• [To do] Below is some material; set it all down exactly, apart from the pictures.

--- Provided information ---

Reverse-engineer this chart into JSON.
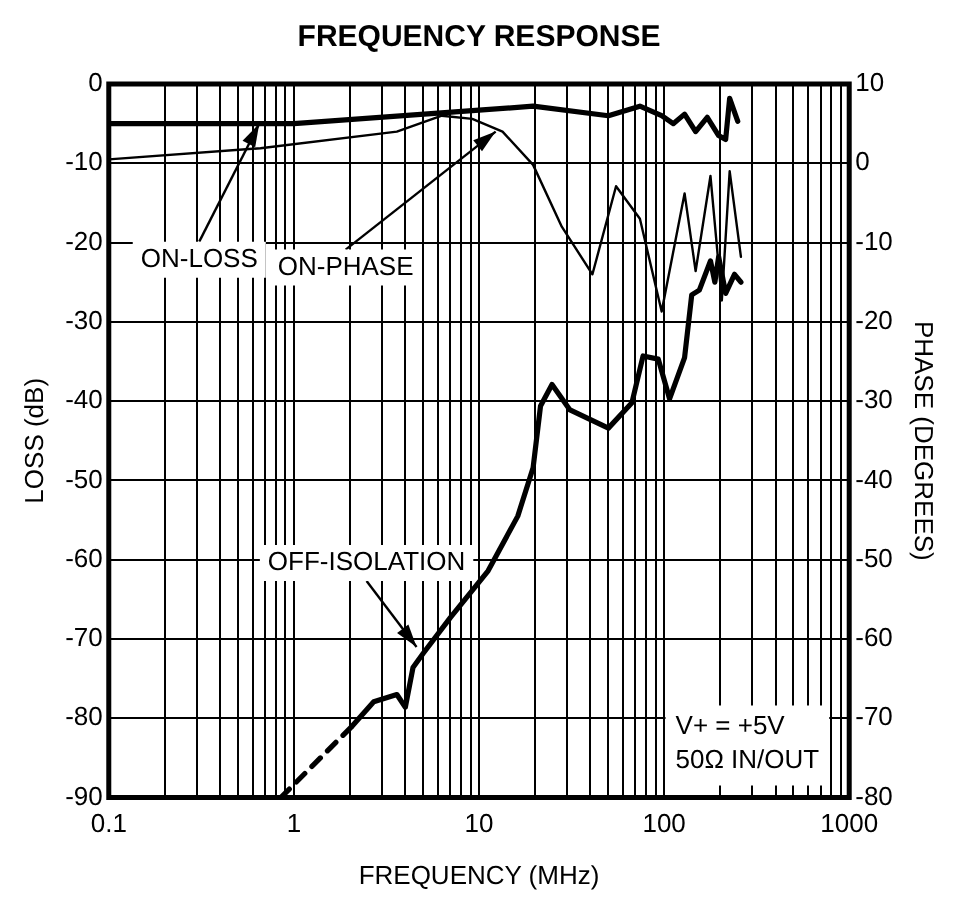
{
  "chart_data": {
    "type": "line",
    "title": "FREQUENCY RESPONSE",
    "xlabel": "FREQUENCY (MHz)",
    "ylabel": "LOSS (dB)",
    "y2label": "PHASE (DEGREES)",
    "log": "x",
    "grid": true,
    "legend": false,
    "marker": "none",
    "xlim": [
      0.1,
      1000
    ],
    "xticks": [
      0.1,
      {
        "value": 0.2,
        "label": null
      },
      {
        "value": 0.3,
        "label": null
      },
      {
        "value": 0.4,
        "label": null
      },
      {
        "value": 0.5,
        "label": null
      },
      {
        "value": 0.6,
        "label": null
      },
      {
        "value": 0.7,
        "label": null
      },
      {
        "value": 0.8,
        "label": null
      },
      {
        "value": 0.9,
        "label": null
      },
      1,
      {
        "value": 2,
        "label": null
      },
      {
        "value": 3,
        "label": null
      },
      {
        "value": 4,
        "label": null
      },
      {
        "value": 5,
        "label": null
      },
      {
        "value": 6,
        "label": null
      },
      {
        "value": 7,
        "label": null
      },
      {
        "value": 8,
        "label": null
      },
      {
        "value": 9,
        "label": null
      },
      10,
      {
        "value": 20,
        "label": null
      },
      {
        "value": 30,
        "label": null
      },
      {
        "value": 40,
        "label": null
      },
      {
        "value": 50,
        "label": null
      },
      {
        "value": 60,
        "label": null
      },
      {
        "value": 70,
        "label": null
      },
      {
        "value": 80,
        "label": null
      },
      {
        "value": 90,
        "label": null
      },
      100,
      {
        "value": 200,
        "label": null
      },
      {
        "value": 300,
        "label": null
      },
      {
        "value": 400,
        "label": null
      },
      {
        "value": 500,
        "label": null
      },
      {
        "value": 600,
        "label": null
      },
      {
        "value": 700,
        "label": null
      },
      {
        "value": 800,
        "label": null
      },
      {
        "value": 900,
        "label": null
      },
      1000
    ],
    "ylim": [
      -90,
      0
    ],
    "yticks": [
      0,
      -10,
      -20,
      -30,
      -40,
      -50,
      -60,
      -70,
      -80,
      -90
    ],
    "y2lim": [
      -80,
      10
    ],
    "y2ticks": [
      10,
      0,
      -10,
      -20,
      -30,
      -40,
      -50,
      -60,
      -70,
      -80
    ],
    "series": [
      {
        "color": "#000000",
        "line_style": "solid",
        "x": [
          0.1,
          1,
          10,
          19.6,
          50,
          74,
          97,
          112,
          129,
          148,
          171,
          197,
          215,
          226,
          250
        ],
        "values": [
          -5,
          -5,
          -3.3,
          -2.8,
          -4,
          -2.8,
          -4,
          -5,
          -3.8,
          -6,
          -4.2,
          -6.5,
          -7,
          -1.8,
          -4.7
        ]
      },
      {
        "color": "#000000",
        "line_style": "solid",
        "axis": "y2",
        "x": [
          0.1,
          0.66,
          3.6,
          6.3,
          9.2,
          13.4,
          19.6,
          28,
          41,
          55,
          74,
          97,
          129,
          148,
          178,
          205,
          226,
          260
        ],
        "values": [
          0.5,
          1.9,
          4,
          6,
          5.6,
          4,
          -0.2,
          -8,
          -14,
          -2.9,
          -7,
          -18.7,
          -3.8,
          -13.6,
          -1.6,
          -17.3,
          -1,
          -11.8
        ]
      },
      {
        "color": "#000000",
        "line_style": "dashed",
        "x": [
          0.85,
          2.06
        ],
        "values": [
          -90,
          -81
        ]
      },
      {
        "color": "#000000",
        "line_style": "solid",
        "x": [
          2.06,
          2.7,
          3.6,
          4.0,
          4.4,
          5.0,
          7.0,
          11.2,
          16.2,
          19.6,
          21.5,
          24.8,
          31,
          50,
          67,
          77,
          93,
          107,
          129,
          141,
          155,
          178,
          188,
          197,
          215,
          240,
          260
        ],
        "values": [
          -81,
          -77.9,
          -77,
          -78.6,
          -73.6,
          -71.8,
          -67.3,
          -61.4,
          -54.5,
          -48.4,
          -40.6,
          -37.9,
          -41.1,
          -43.4,
          -40.2,
          -34.3,
          -34.7,
          -39.7,
          -34.5,
          -26.6,
          -26,
          -22.3,
          -25,
          -21.8,
          -26.4,
          -24,
          -25
        ]
      }
    ],
    "annotations": [
      {
        "text": "ON-LOSS",
        "x": 0.65,
        "y": -5
      },
      {
        "text": "ON-PHASE",
        "x": 12.3,
        "y": -6
      },
      {
        "text": "OFF-ISOLATION",
        "x": 4.6,
        "y": -71
      },
      "V+ = +5V\n50Ω IN/OUT"
    ]
  }
}
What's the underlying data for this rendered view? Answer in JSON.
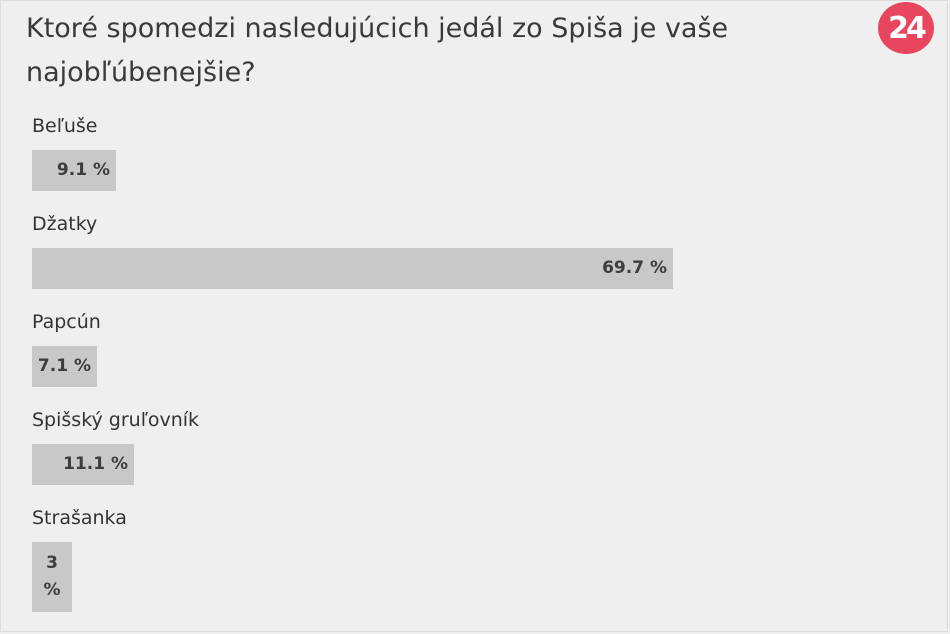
{
  "poll": {
    "question": "Ktoré spomedzi nasledujúcich jedál zo Spiša je vaše najobľúbenejšie?",
    "logo_text": "24",
    "brand_color": "#e8465f",
    "bar_color": "#c8c8c8",
    "options": [
      {
        "label": "Beľuše",
        "percent": 9.1,
        "percent_text": "9.1 %"
      },
      {
        "label": "Džatky",
        "percent": 69.7,
        "percent_text": "69.7 %"
      },
      {
        "label": "Papcún",
        "percent": 7.1,
        "percent_text": "7.1 %"
      },
      {
        "label": "Spišský gruľovník",
        "percent": 11.1,
        "percent_text": "11.1 %"
      },
      {
        "label": "Strašanka",
        "percent": 3,
        "percent_text": "3 %"
      }
    ]
  }
}
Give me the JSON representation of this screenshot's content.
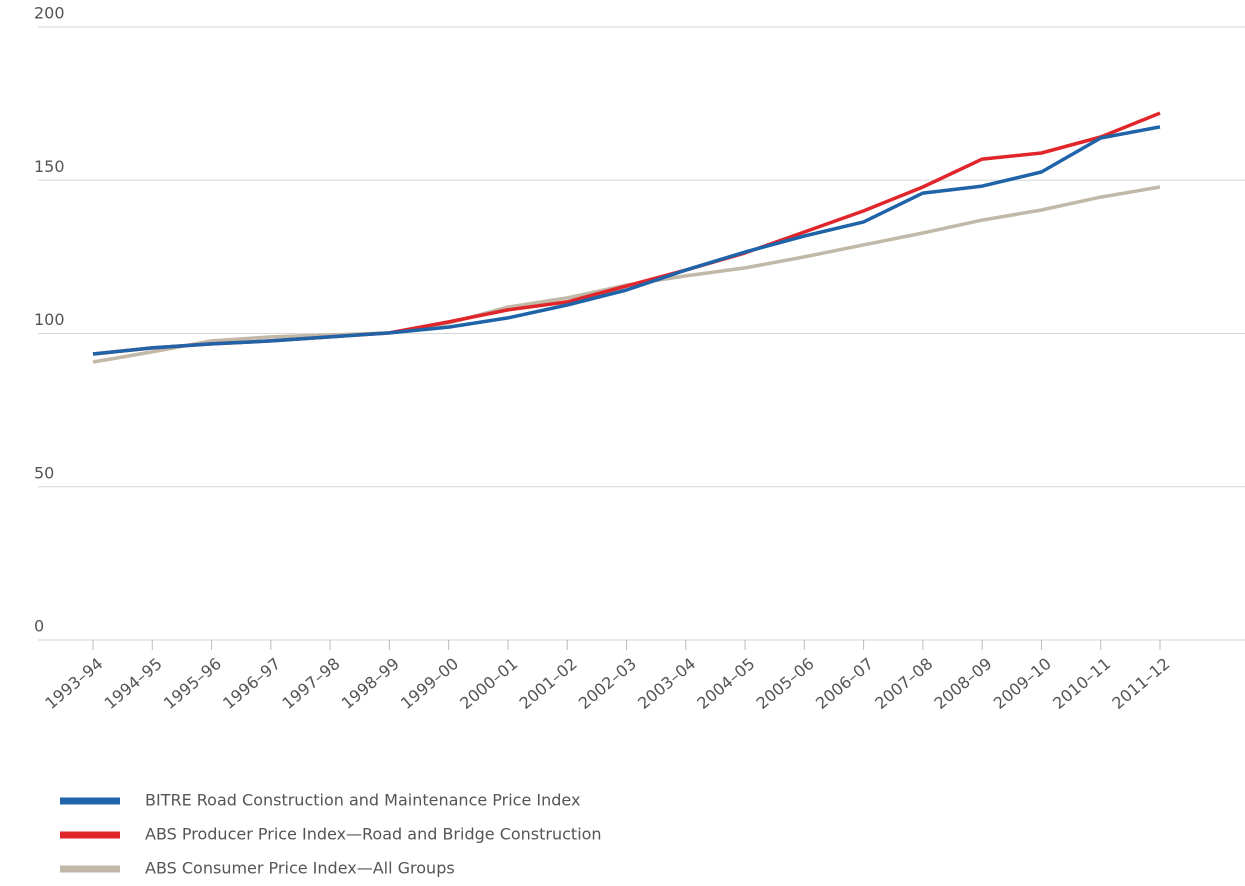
{
  "chart_data": {
    "type": "line",
    "categories": [
      "1993–94",
      "1994–95",
      "1995–96",
      "1996–97",
      "1997–98",
      "1998–99",
      "1999–00",
      "2000–01",
      "2001–02",
      "2002–03",
      "2003–04",
      "2004–05",
      "2005–06",
      "2006–07",
      "2007–08",
      "2008–09",
      "2009–10",
      "2010–11",
      "2011–12"
    ],
    "series": [
      {
        "name": "BITRE Road Construction and Maintenance Price Index",
        "color": "#1f63a8",
        "values": [
          93.3,
          95.3,
          96.6,
          97.6,
          98.9,
          100.2,
          102.1,
          105.1,
          109.3,
          114.2,
          120.7,
          126.6,
          131.8,
          136.4,
          145.8,
          148.1,
          152.7,
          163.8,
          167.4
        ]
      },
      {
        "name": "ABS Producer Price Index—Road and Bridge Construction",
        "color": "#e0262b",
        "values": [
          93.3,
          95.3,
          96.6,
          97.6,
          98.9,
          100.2,
          103.8,
          107.7,
          110.3,
          115.5,
          120.7,
          126.3,
          133.1,
          140.0,
          147.8,
          156.9,
          158.9,
          164.1,
          171.9
        ]
      },
      {
        "name": "ABS Consumer Price Index—All Groups",
        "color": "#c2b8a8",
        "values": [
          90.7,
          94.0,
          97.6,
          98.9,
          99.5,
          100.2,
          103.4,
          108.6,
          111.6,
          115.8,
          118.8,
          121.4,
          125.0,
          128.9,
          132.8,
          137.0,
          140.3,
          144.5,
          147.8
        ]
      }
    ],
    "ylim": [
      0,
      200
    ],
    "yticks": [
      0,
      50,
      100,
      150,
      200
    ],
    "grid": true
  }
}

---

• [Worked answer]
Reverse-engineer this chart into JSON.
{
  "chart_data": {
    "type": "line",
    "title": "FREQUENCY RESPONSE",
    "xlabel": "FREQUENCY (MHz)",
    "ylabel": "LOSS (dB)",
    "y2label": "PHASE (DEGREES)",
    "log": "x",
    "grid": true,
    "legend": false,
    "marker": "none",
    "xlim": [
      0.1,
      1000
    ],
    "xticks": [
      0.1,
      {
        "value": 0.2,
        "label": null
      },
      {
        "value": 0.3,
        "label": null
      },
      {
        "value": 0.4,
        "label": null
      },
      {
        "value": 0.5,
        "label": null
      },
      {
        "value": 0.6,
        "label": null
      },
      {
        "value": 0.7,
        "label": null
      },
      {
        "value": 0.8,
        "label": null
      },
      {
        "value": 0.9,
        "label": null
      },
      1,
      {
        "value": 2,
        "label": null
      },
      {
        "value": 3,
        "label": null
      },
      {
        "value": 4,
        "label": null
      },
      {
        "value": 5,
        "label": null
      },
      {
        "value": 6,
        "label": null
      },
      {
        "value": 7,
        "label": null
      },
      {
        "value": 8,
        "label": null
      },
      {
        "value": 9,
        "label": null
      },
      10,
      {
        "value": 20,
        "label": null
      },
      {
        "value": 30,
        "label": null
      },
      {
        "value": 40,
        "label": null
      },
      {
        "value": 50,
        "label": null
      },
      {
        "value": 60,
        "label": null
      },
      {
        "value": 70,
        "label": null
      },
      {
        "value": 80,
        "label": null
      },
      {
        "value": 90,
        "label": null
      },
      100,
      {
        "value": 200,
        "label": null
      },
      {
        "value": 300,
        "label": null
      },
      {
        "value": 400,
        "label": null
      },
      {
        "value": 500,
        "label": null
      },
      {
        "value": 600,
        "label": null
      },
      {
        "value": 700,
        "label": null
      },
      {
        "value": 800,
        "label": null
      },
      {
        "value": 900,
        "label": null
      },
      1000
    ],
    "ylim": [
      -90,
      0
    ],
    "yticks": [
      0,
      -10,
      -20,
      -30,
      -40,
      -50,
      -60,
      -70,
      -80,
      -90
    ],
    "y2lim": [
      -80,
      10
    ],
    "y2ticks": [
      10,
      0,
      -10,
      -20,
      -30,
      -40,
      -50,
      -60,
      -70,
      -80
    ],
    "series": [
      {
        "color": "#000000",
        "line_style": "solid",
        "x": [
          0.1,
          1,
          10,
          19.6,
          50,
          74,
          97,
          112,
          129,
          148,
          171,
          197,
          215,
          226,
          250
        ],
        "values": [
          -5,
          -5,
          -3.3,
          -2.8,
          -4,
          -2.8,
          -4,
          -5,
          -3.8,
          -6,
          -4.2,
          -6.5,
          -7,
          -1.8,
          -4.7
        ]
      },
      {
        "color": "#000000",
        "line_style": "solid",
        "axis": "y2",
        "x": [
          0.1,
          0.66,
          3.6,
          6.3,
          9.2,
          13.4,
          19.6,
          28,
          41,
          55,
          74,
          97,
          129,
          148,
          178,
          205,
          226,
          260
        ],
        "values": [
          0.5,
          1.9,
          4,
          6,
          5.6,
          4,
          -0.2,
          -8,
          -14,
          -2.9,
          -7,
          -18.7,
          -3.8,
          -13.6,
          -1.6,
          -17.3,
          -1,
          -11.8
        ]
      },
      {
        "color": "#000000",
        "line_style": "dashed",
        "x": [
          0.85,
          2.06
        ],
        "values": [
          -90,
          -81
        ]
      },
      {
        "color": "#000000",
        "line_style": "solid",
        "x": [
          2.06,
          2.7,
          3.6,
          4.0,
          4.4,
          5.0,
          7.0,
          11.2,
          16.2,
          19.6,
          21.5,
          24.8,
          31,
          50,
          67,
          77,
          93,
          107,
          129,
          141,
          155,
          178,
          188,
          197,
          215,
          240,
          260
        ],
        "values": [
          -81,
          -77.9,
          -77,
          -78.6,
          -73.6,
          -71.8,
          -67.3,
          -61.4,
          -54.5,
          -48.4,
          -40.6,
          -37.9,
          -41.1,
          -43.4,
          -40.2,
          -34.3,
          -34.7,
          -39.7,
          -34.5,
          -26.6,
          -26,
          -22.3,
          -25,
          -21.8,
          -26.4,
          -24,
          -25
        ]
      }
    ],
    "annotations": [
      {
        "text": "ON-LOSS",
        "x": 0.65,
        "y": -5
      },
      {
        "text": "ON-PHASE",
        "x": 12.3,
        "y": -6
      },
      {
        "text": "OFF-ISOLATION",
        "x": 4.6,
        "y": -71
      },
      "V+ = +5V\n50Ω IN/OUT"
    ]
  }
}
What's the underlying data for this rendered view? Answer in JSON.
{
  "poll": {
    "question": "Ktoré spomedzi nasledujúcich jedál zo Spiša je vaše najobľúbenejšie?",
    "logo_text": "24",
    "brand_color": "#e8465f",
    "bar_color": "#c8c8c8",
    "options": [
      {
        "label": "Beľuše",
        "percent": 9.1,
        "percent_text": "9.1 %"
      },
      {
        "label": "Džatky",
        "percent": 69.7,
        "percent_text": "69.7 %"
      },
      {
        "label": "Papcún",
        "percent": 7.1,
        "percent_text": "7.1 %"
      },
      {
        "label": "Spišský gruľovník",
        "percent": 11.1,
        "percent_text": "11.1 %"
      },
      {
        "label": "Strašanka",
        "percent": 3,
        "percent_text": "3 %"
      }
    ]
  }
}
Give me the JSON representation of this screenshot's content.
{
  "chart_data": {
    "type": "line",
    "categories": [
      "1993–94",
      "1994–95",
      "1995–96",
      "1996–97",
      "1997–98",
      "1998–99",
      "1999–00",
      "2000–01",
      "2001–02",
      "2002–03",
      "2003–04",
      "2004–05",
      "2005–06",
      "2006–07",
      "2007–08",
      "2008–09",
      "2009–10",
      "2010–11",
      "2011–12"
    ],
    "series": [
      {
        "name": "BITRE Road Construction and Maintenance Price Index",
        "color": "#1f63a8",
        "values": [
          93.3,
          95.3,
          96.6,
          97.6,
          98.9,
          100.2,
          102.1,
          105.1,
          109.3,
          114.2,
          120.7,
          126.6,
          131.8,
          136.4,
          145.8,
          148.1,
          152.7,
          163.8,
          167.4
        ]
      },
      {
        "name": "ABS Producer Price Index—Road and Bridge Construction",
        "color": "#e0262b",
        "values": [
          93.3,
          95.3,
          96.6,
          97.6,
          98.9,
          100.2,
          103.8,
          107.7,
          110.3,
          115.5,
          120.7,
          126.3,
          133.1,
          140.0,
          147.8,
          156.9,
          158.9,
          164.1,
          171.9
        ]
      },
      {
        "name": "ABS Consumer Price Index—All Groups",
        "color": "#c2b8a8",
        "values": [
          90.7,
          94.0,
          97.6,
          98.9,
          99.5,
          100.2,
          103.4,
          108.6,
          111.6,
          115.8,
          118.8,
          121.4,
          125.0,
          128.9,
          132.8,
          137.0,
          140.3,
          144.5,
          147.8
        ]
      }
    ],
    "ylim": [
      0,
      200
    ],
    "yticks": [
      0,
      50,
      100,
      150,
      200
    ],
    "grid": true
  }
}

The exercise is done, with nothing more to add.